## JOB
Extract, from the records beneath this instruction, each line that contains the word "Loss".

## MATERIAL FOR THE TASK
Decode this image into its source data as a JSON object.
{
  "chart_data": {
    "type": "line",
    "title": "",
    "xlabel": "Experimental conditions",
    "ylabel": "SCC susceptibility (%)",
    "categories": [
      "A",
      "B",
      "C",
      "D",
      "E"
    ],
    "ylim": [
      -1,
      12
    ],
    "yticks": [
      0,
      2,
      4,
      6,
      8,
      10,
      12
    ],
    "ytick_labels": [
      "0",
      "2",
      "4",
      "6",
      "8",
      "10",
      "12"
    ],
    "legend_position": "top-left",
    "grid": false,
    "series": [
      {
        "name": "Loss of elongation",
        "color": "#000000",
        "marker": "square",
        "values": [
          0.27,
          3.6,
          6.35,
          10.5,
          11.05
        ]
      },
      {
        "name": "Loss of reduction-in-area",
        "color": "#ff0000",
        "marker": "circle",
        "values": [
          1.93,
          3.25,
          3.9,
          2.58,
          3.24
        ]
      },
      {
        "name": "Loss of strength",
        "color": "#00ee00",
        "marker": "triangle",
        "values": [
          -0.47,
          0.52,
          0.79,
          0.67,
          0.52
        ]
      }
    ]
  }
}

## FINISHED TASK
        "name": "Loss of elongation",
        "name": "Loss of reduction-in-area",
        "name": "Loss of strength",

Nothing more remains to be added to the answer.